--- START ---
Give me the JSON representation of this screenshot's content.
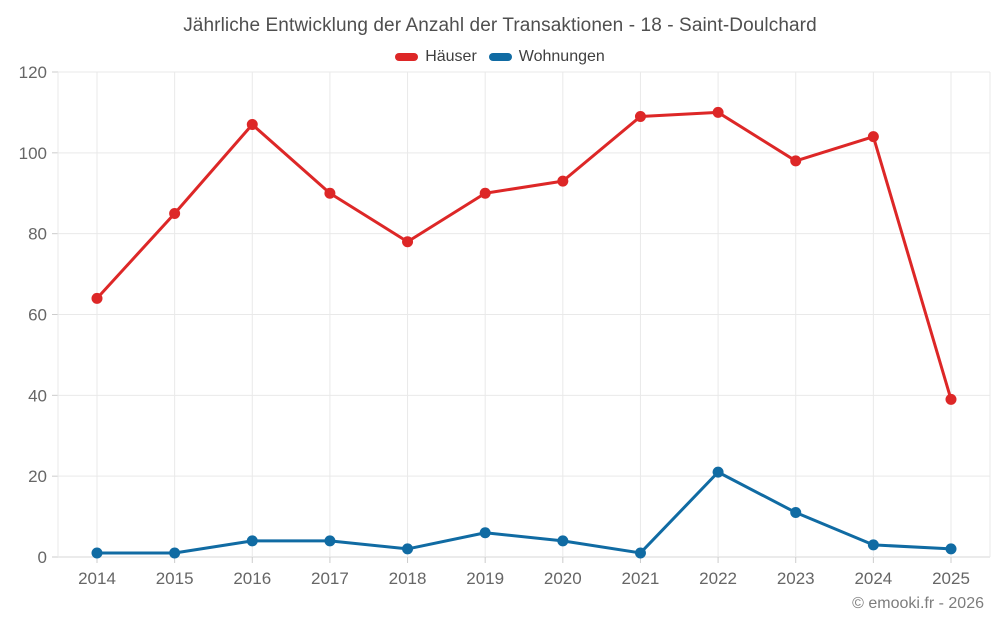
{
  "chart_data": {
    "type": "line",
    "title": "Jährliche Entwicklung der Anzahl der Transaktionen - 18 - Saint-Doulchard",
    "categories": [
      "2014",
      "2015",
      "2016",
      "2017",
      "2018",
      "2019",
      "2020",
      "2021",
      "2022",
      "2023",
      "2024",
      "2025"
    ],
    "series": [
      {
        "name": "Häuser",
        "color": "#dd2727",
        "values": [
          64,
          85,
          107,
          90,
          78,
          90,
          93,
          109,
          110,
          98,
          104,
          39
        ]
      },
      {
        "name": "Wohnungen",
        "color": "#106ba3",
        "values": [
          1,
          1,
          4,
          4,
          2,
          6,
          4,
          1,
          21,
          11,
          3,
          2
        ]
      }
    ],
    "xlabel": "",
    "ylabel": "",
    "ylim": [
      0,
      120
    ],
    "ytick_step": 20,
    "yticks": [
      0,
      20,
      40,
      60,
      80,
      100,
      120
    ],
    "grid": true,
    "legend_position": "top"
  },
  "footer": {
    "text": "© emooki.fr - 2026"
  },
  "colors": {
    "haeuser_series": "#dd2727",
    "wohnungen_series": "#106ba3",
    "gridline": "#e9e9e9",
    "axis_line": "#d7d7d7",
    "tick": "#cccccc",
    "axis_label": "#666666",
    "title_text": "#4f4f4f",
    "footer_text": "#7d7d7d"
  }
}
--- END ---
--- START ---
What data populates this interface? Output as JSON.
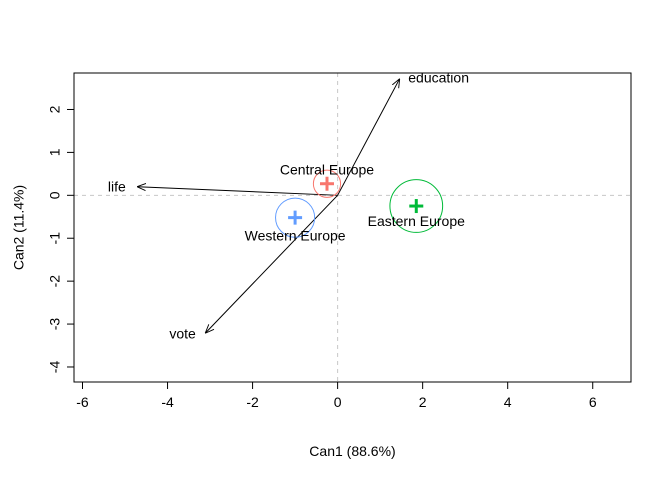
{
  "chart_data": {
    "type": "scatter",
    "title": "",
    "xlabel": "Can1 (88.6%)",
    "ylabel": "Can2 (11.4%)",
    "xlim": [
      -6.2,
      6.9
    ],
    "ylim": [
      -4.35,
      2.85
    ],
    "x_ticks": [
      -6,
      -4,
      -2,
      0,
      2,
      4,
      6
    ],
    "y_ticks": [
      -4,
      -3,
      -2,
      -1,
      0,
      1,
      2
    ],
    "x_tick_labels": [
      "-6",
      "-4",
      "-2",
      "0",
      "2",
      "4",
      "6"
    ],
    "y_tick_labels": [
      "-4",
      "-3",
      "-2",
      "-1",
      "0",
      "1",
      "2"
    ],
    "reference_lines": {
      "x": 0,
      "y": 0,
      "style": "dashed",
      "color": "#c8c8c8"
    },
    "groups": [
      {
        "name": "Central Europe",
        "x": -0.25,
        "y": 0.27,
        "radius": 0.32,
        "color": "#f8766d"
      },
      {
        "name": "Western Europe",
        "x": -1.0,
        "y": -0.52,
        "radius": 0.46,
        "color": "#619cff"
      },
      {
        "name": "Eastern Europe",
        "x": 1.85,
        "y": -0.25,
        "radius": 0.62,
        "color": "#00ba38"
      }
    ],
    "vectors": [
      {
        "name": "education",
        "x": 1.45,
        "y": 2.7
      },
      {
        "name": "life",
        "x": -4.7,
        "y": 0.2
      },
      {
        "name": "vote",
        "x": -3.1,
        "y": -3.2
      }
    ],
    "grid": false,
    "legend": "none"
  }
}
--- END ---
--- START ---
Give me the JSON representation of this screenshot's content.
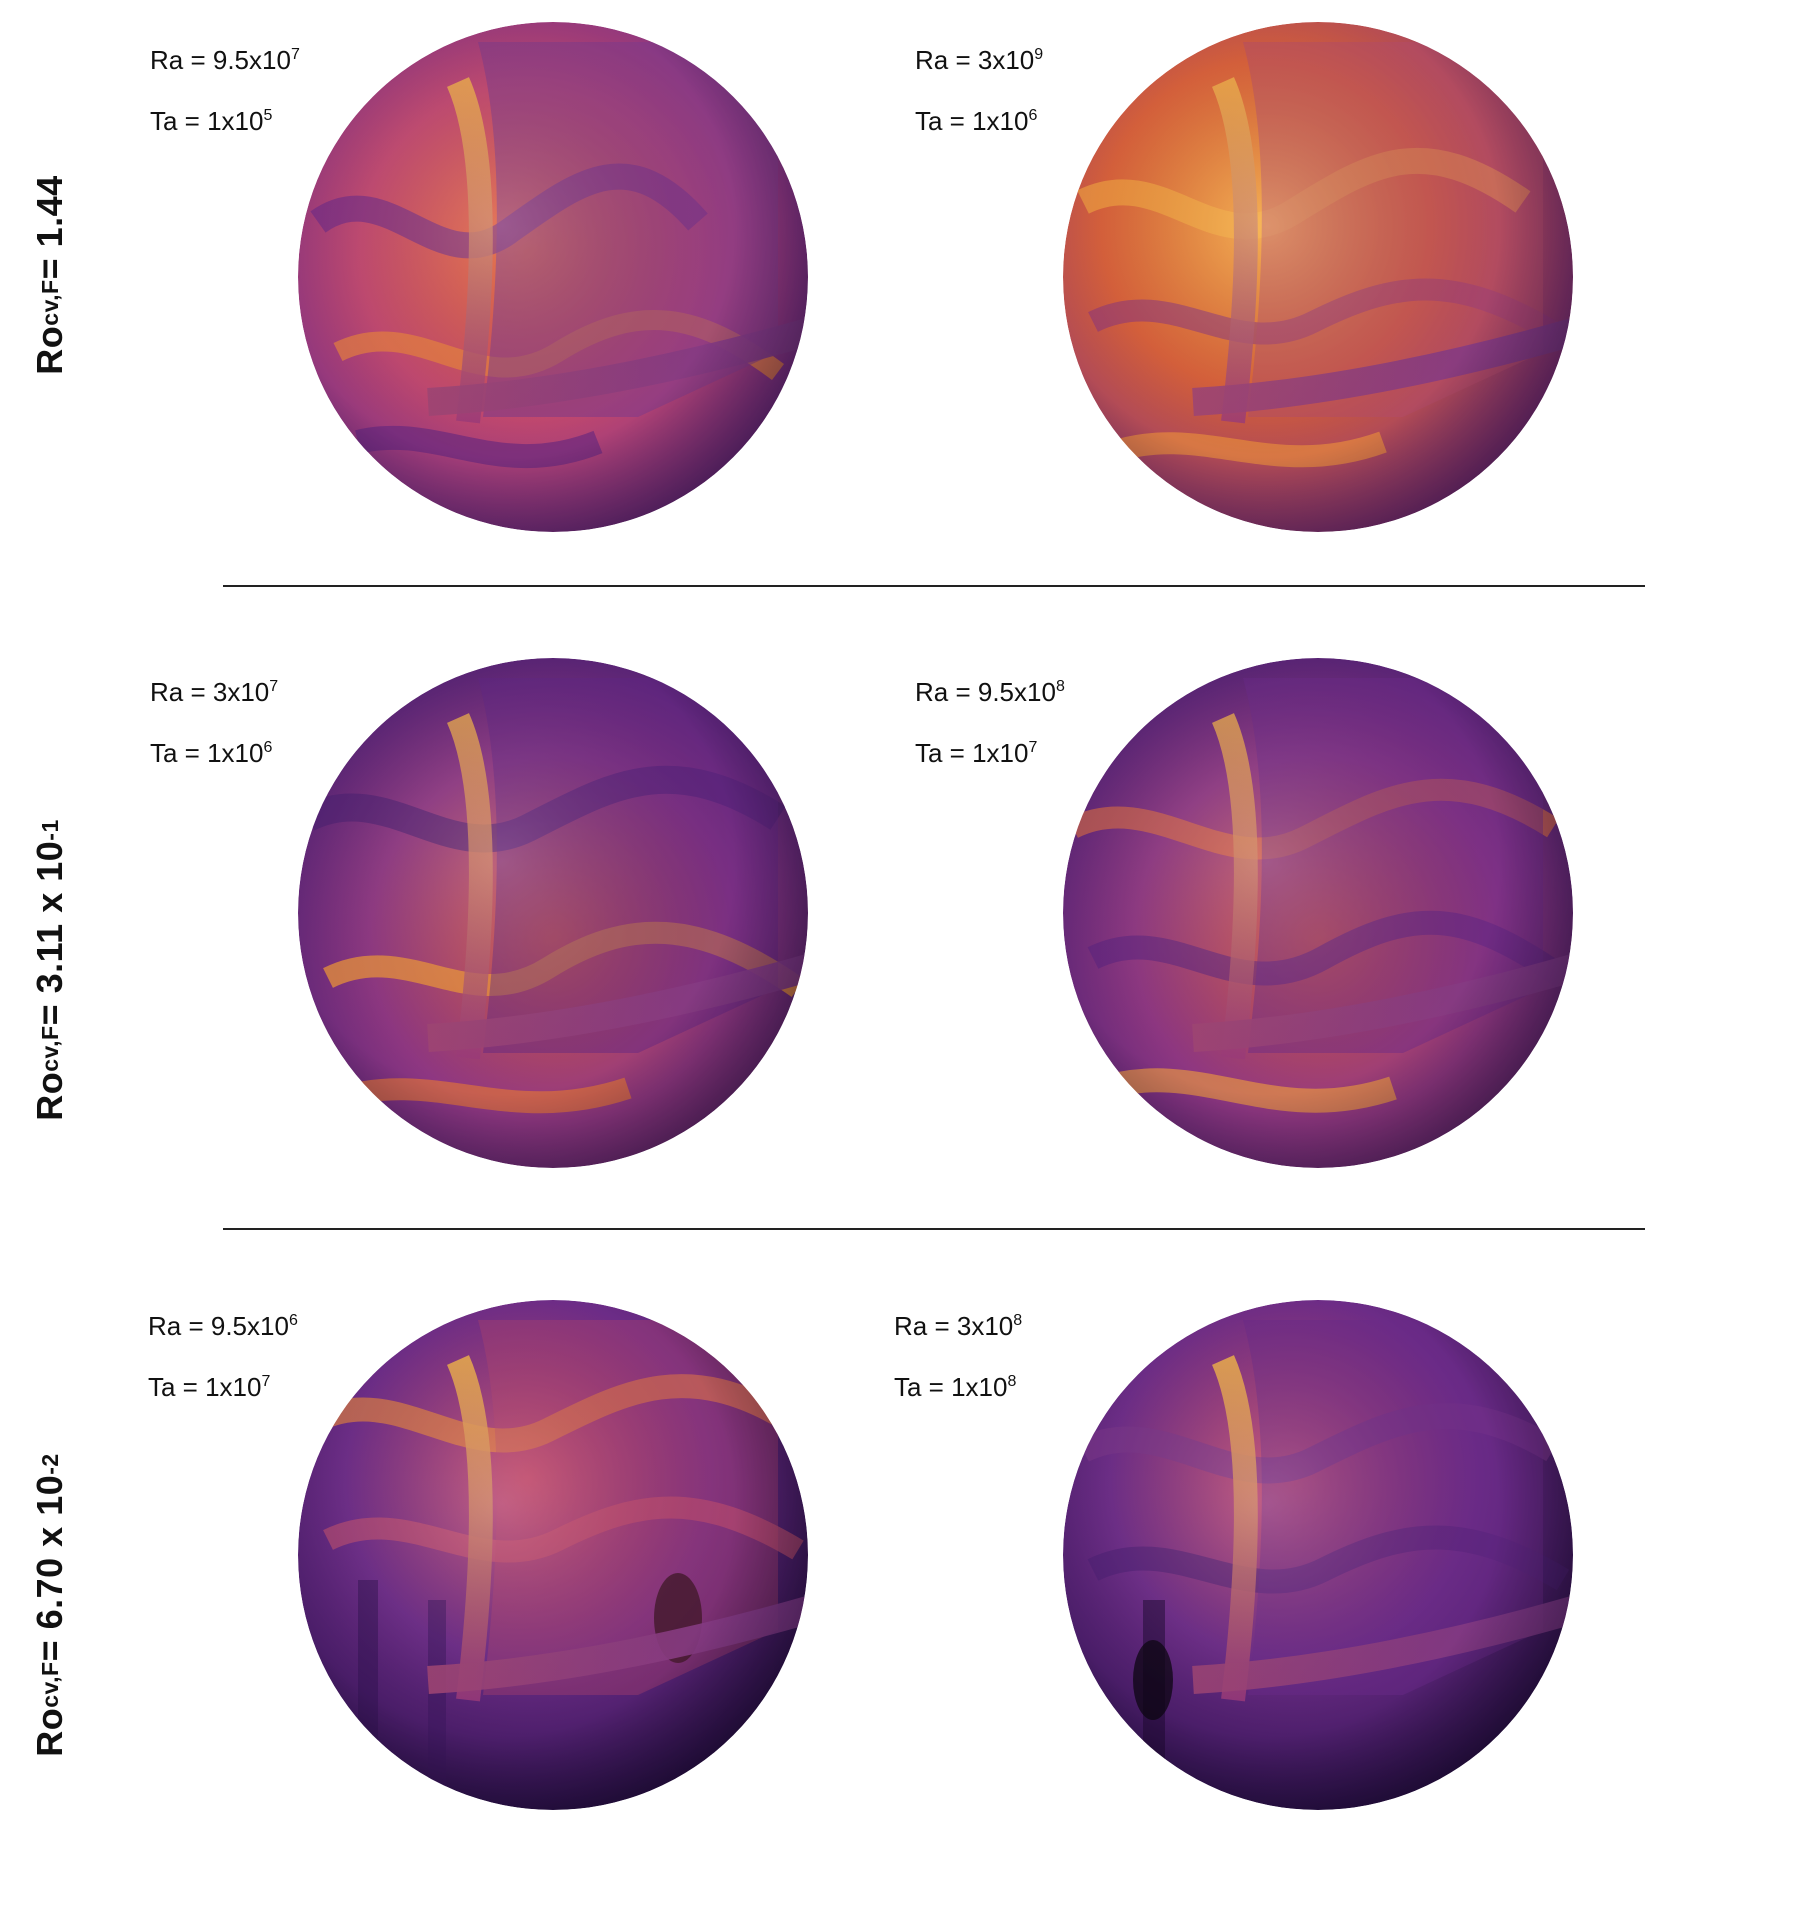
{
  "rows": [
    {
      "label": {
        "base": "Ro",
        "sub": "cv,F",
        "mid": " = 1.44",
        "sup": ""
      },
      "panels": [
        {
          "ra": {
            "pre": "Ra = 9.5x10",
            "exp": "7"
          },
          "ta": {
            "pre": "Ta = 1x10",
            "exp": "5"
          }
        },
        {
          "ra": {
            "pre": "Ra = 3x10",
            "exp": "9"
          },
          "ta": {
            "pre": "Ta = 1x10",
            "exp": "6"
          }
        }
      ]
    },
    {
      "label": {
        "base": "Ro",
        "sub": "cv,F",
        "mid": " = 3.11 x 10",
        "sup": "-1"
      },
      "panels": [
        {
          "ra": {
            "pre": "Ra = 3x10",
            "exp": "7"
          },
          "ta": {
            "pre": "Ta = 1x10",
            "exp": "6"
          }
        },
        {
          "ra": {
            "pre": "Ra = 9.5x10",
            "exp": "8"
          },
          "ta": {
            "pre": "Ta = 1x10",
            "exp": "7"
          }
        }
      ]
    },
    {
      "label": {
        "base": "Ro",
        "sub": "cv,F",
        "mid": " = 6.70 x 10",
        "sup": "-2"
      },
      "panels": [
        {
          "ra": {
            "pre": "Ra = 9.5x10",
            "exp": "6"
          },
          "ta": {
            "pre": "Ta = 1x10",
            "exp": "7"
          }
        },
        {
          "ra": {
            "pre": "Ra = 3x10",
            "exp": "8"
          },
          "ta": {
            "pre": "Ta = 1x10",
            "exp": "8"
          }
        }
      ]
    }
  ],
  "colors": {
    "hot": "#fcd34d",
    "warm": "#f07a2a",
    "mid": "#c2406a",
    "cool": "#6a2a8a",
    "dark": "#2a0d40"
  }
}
--- END ---
## [Exercise instructions]
Go through the listing above and pull out each line containing the word "name".

## [Answer below]
        "name": "Häuser",
        "name": "Wohnungen",
        "name": "Central Europe",
        "name": "Western Europe",
        "name": "Eastern Europe",
        "name": "education",
        "name": "life",
        "name": "vote",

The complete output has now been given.